▶ _WHAT IS REQUIRED_
Quote the following listing word for word, line by line.

▶ _EXTRACTED ENTRIES_
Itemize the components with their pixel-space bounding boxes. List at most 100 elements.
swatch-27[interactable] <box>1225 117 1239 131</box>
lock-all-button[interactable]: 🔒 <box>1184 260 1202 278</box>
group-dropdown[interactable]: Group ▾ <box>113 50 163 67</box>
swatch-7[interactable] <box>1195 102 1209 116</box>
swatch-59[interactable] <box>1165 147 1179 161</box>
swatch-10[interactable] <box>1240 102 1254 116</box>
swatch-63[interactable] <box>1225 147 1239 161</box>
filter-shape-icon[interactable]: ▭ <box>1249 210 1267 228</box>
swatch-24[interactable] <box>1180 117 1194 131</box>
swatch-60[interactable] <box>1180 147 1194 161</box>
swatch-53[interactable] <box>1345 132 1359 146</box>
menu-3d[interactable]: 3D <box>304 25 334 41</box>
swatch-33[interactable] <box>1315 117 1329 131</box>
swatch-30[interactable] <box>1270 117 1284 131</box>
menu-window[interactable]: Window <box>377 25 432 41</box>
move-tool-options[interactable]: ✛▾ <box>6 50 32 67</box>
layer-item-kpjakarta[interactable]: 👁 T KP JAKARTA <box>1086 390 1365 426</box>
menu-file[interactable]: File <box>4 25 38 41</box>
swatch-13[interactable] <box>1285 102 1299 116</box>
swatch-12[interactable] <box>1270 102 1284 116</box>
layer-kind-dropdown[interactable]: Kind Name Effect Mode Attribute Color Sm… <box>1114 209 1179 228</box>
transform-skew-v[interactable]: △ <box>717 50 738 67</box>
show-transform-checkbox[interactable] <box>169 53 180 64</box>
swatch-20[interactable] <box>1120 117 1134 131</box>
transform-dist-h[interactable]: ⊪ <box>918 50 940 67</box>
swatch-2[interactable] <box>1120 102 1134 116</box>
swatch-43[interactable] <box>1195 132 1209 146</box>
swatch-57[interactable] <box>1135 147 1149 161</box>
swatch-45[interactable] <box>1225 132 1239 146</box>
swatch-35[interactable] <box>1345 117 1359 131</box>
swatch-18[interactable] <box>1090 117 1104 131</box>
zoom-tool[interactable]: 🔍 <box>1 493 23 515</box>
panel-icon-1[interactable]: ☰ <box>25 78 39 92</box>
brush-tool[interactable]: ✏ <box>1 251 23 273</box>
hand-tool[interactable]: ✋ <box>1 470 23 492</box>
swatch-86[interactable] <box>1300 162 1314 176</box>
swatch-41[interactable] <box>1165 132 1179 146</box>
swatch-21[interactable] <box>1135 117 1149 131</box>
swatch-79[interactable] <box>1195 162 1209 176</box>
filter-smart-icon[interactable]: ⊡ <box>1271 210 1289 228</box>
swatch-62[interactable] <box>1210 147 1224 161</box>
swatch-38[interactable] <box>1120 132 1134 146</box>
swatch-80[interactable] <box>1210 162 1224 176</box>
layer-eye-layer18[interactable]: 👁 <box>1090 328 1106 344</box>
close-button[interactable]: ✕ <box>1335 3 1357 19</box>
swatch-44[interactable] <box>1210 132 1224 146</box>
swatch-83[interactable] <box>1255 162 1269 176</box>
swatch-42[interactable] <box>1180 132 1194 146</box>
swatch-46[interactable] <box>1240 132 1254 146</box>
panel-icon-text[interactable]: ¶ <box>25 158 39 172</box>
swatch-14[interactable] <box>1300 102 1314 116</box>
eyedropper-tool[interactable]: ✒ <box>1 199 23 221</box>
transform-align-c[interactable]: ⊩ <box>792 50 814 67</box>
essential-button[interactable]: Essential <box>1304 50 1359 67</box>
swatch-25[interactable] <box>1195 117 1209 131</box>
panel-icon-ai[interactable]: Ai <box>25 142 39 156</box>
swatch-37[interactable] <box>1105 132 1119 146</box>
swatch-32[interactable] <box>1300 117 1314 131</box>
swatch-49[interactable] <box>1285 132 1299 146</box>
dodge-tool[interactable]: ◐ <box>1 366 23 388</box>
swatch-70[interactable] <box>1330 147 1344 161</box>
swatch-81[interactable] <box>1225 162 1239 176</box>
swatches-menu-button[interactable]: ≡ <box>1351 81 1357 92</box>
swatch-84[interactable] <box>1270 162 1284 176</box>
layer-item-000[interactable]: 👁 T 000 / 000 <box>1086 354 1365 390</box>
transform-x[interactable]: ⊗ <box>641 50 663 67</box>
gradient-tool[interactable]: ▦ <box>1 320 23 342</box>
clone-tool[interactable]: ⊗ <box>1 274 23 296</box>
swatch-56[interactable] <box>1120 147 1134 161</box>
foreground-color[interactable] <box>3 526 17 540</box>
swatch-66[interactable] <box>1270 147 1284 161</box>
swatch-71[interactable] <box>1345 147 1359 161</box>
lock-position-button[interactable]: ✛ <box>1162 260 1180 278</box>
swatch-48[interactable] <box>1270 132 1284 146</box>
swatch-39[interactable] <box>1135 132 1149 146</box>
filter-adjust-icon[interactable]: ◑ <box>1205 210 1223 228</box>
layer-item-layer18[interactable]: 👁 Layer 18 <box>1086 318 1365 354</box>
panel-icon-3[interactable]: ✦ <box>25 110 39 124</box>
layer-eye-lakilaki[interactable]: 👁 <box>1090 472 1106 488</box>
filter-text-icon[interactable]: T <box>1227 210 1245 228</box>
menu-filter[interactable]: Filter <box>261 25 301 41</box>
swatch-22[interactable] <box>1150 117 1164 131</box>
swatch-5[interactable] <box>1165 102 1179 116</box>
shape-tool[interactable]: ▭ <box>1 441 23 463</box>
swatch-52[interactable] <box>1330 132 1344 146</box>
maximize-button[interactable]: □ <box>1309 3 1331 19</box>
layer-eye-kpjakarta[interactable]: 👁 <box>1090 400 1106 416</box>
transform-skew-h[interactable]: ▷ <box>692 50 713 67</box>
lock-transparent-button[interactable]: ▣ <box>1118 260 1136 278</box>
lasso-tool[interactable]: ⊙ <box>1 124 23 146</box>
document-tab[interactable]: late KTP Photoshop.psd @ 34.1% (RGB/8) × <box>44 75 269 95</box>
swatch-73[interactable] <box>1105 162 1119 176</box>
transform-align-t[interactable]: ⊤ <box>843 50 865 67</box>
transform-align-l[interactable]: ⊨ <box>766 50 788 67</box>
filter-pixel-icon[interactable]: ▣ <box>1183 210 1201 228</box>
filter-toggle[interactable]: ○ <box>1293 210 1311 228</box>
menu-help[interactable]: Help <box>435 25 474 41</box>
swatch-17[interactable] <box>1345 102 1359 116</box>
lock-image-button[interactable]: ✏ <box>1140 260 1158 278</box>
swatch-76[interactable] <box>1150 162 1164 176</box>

▶ _EXPECTED ANSWER_
Itemize the components with their pixel-space bounding boxes. List at most 100 elements.
swatch-27[interactable] <box>1225 117 1239 131</box>
lock-all-button[interactable]: 🔒 <box>1184 260 1202 278</box>
group-dropdown[interactable]: Group ▾ <box>113 50 163 67</box>
swatch-7[interactable] <box>1195 102 1209 116</box>
swatch-59[interactable] <box>1165 147 1179 161</box>
swatch-10[interactable] <box>1240 102 1254 116</box>
swatch-63[interactable] <box>1225 147 1239 161</box>
filter-shape-icon[interactable]: ▭ <box>1249 210 1267 228</box>
swatch-24[interactable] <box>1180 117 1194 131</box>
swatch-60[interactable] <box>1180 147 1194 161</box>
swatch-53[interactable] <box>1345 132 1359 146</box>
menu-3d[interactable]: 3D <box>304 25 334 41</box>
swatch-33[interactable] <box>1315 117 1329 131</box>
swatch-30[interactable] <box>1270 117 1284 131</box>
menu-window[interactable]: Window <box>377 25 432 41</box>
move-tool-options[interactable]: ✛▾ <box>6 50 32 67</box>
layer-item-kpjakarta[interactable]: 👁 T KP JAKARTA <box>1086 390 1365 426</box>
menu-file[interactable]: File <box>4 25 38 41</box>
swatch-13[interactable] <box>1285 102 1299 116</box>
swatch-12[interactable] <box>1270 102 1284 116</box>
layer-kind-dropdown[interactable]: Kind Name Effect Mode Attribute Color Sm… <box>1114 209 1179 228</box>
transform-skew-v[interactable]: △ <box>717 50 738 67</box>
show-transform-checkbox[interactable] <box>169 53 180 64</box>
swatch-20[interactable] <box>1120 117 1134 131</box>
transform-dist-h[interactable]: ⊪ <box>918 50 940 67</box>
swatch-2[interactable] <box>1120 102 1134 116</box>
swatch-43[interactable] <box>1195 132 1209 146</box>
swatch-57[interactable] <box>1135 147 1149 161</box>
swatch-45[interactable] <box>1225 132 1239 146</box>
swatch-35[interactable] <box>1345 117 1359 131</box>
swatch-18[interactable] <box>1090 117 1104 131</box>
zoom-tool[interactable]: 🔍 <box>1 493 23 515</box>
panel-icon-1[interactable]: ☰ <box>25 78 39 92</box>
brush-tool[interactable]: ✏ <box>1 251 23 273</box>
hand-tool[interactable]: ✋ <box>1 470 23 492</box>
swatch-86[interactable] <box>1300 162 1314 176</box>
swatch-41[interactable] <box>1165 132 1179 146</box>
swatch-21[interactable] <box>1135 117 1149 131</box>
swatch-79[interactable] <box>1195 162 1209 176</box>
filter-smart-icon[interactable]: ⊡ <box>1271 210 1289 228</box>
swatch-62[interactable] <box>1210 147 1224 161</box>
swatch-38[interactable] <box>1120 132 1134 146</box>
swatch-80[interactable] <box>1210 162 1224 176</box>
layer-eye-layer18[interactable]: 👁 <box>1090 328 1106 344</box>
close-button[interactable]: ✕ <box>1335 3 1357 19</box>
swatch-44[interactable] <box>1210 132 1224 146</box>
swatch-83[interactable] <box>1255 162 1269 176</box>
swatch-42[interactable] <box>1180 132 1194 146</box>
swatch-46[interactable] <box>1240 132 1254 146</box>
panel-icon-text[interactable]: ¶ <box>25 158 39 172</box>
swatch-14[interactable] <box>1300 102 1314 116</box>
eyedropper-tool[interactable]: ✒ <box>1 199 23 221</box>
transform-align-c[interactable]: ⊩ <box>792 50 814 67</box>
essential-button[interactable]: Essential <box>1304 50 1359 67</box>
swatch-25[interactable] <box>1195 117 1209 131</box>
panel-icon-ai[interactable]: Ai <box>25 142 39 156</box>
swatch-37[interactable] <box>1105 132 1119 146</box>
swatch-32[interactable] <box>1300 117 1314 131</box>
swatch-49[interactable] <box>1285 132 1299 146</box>
dodge-tool[interactable]: ◐ <box>1 366 23 388</box>
swatch-70[interactable] <box>1330 147 1344 161</box>
swatch-81[interactable] <box>1225 162 1239 176</box>
swatches-menu-button[interactable]: ≡ <box>1351 81 1357 92</box>
swatch-84[interactable] <box>1270 162 1284 176</box>
layer-item-000[interactable]: 👁 T 000 / 000 <box>1086 354 1365 390</box>
transform-x[interactable]: ⊗ <box>641 50 663 67</box>
gradient-tool[interactable]: ▦ <box>1 320 23 342</box>
clone-tool[interactable]: ⊗ <box>1 274 23 296</box>
swatch-56[interactable] <box>1120 147 1134 161</box>
foreground-color[interactable] <box>3 526 17 540</box>
swatch-66[interactable] <box>1270 147 1284 161</box>
swatch-71[interactable] <box>1345 147 1359 161</box>
lock-position-button[interactable]: ✛ <box>1162 260 1180 278</box>
swatch-48[interactable] <box>1270 132 1284 146</box>
swatch-39[interactable] <box>1135 132 1149 146</box>
filter-adjust-icon[interactable]: ◑ <box>1205 210 1223 228</box>
layer-item-layer18[interactable]: 👁 Layer 18 <box>1086 318 1365 354</box>
panel-icon-3[interactable]: ✦ <box>25 110 39 124</box>
layer-eye-lakilaki[interactable]: 👁 <box>1090 472 1106 488</box>
filter-text-icon[interactable]: T <box>1227 210 1245 228</box>
menu-filter[interactable]: Filter <box>261 25 301 41</box>
swatch-22[interactable] <box>1150 117 1164 131</box>
swatch-5[interactable] <box>1165 102 1179 116</box>
shape-tool[interactable]: ▭ <box>1 441 23 463</box>
swatch-52[interactable] <box>1330 132 1344 146</box>
maximize-button[interactable]: □ <box>1309 3 1331 19</box>
layer-eye-kpjakarta[interactable]: 👁 <box>1090 400 1106 416</box>
transform-skew-h[interactable]: ▷ <box>692 50 713 67</box>
lock-transparent-button[interactable]: ▣ <box>1118 260 1136 278</box>
lasso-tool[interactable]: ⊙ <box>1 124 23 146</box>
document-tab[interactable]: late KTP Photoshop.psd @ 34.1% (RGB/8) × <box>44 75 269 95</box>
swatch-73[interactable] <box>1105 162 1119 176</box>
transform-align-t[interactable]: ⊤ <box>843 50 865 67</box>
transform-align-l[interactable]: ⊨ <box>766 50 788 67</box>
filter-pixel-icon[interactable]: ▣ <box>1183 210 1201 228</box>
filter-toggle[interactable]: ○ <box>1293 210 1311 228</box>
menu-help[interactable]: Help <box>435 25 474 41</box>
swatch-17[interactable] <box>1345 102 1359 116</box>
lock-image-button[interactable]: ✏ <box>1140 260 1158 278</box>
swatch-76[interactable] <box>1150 162 1164 176</box>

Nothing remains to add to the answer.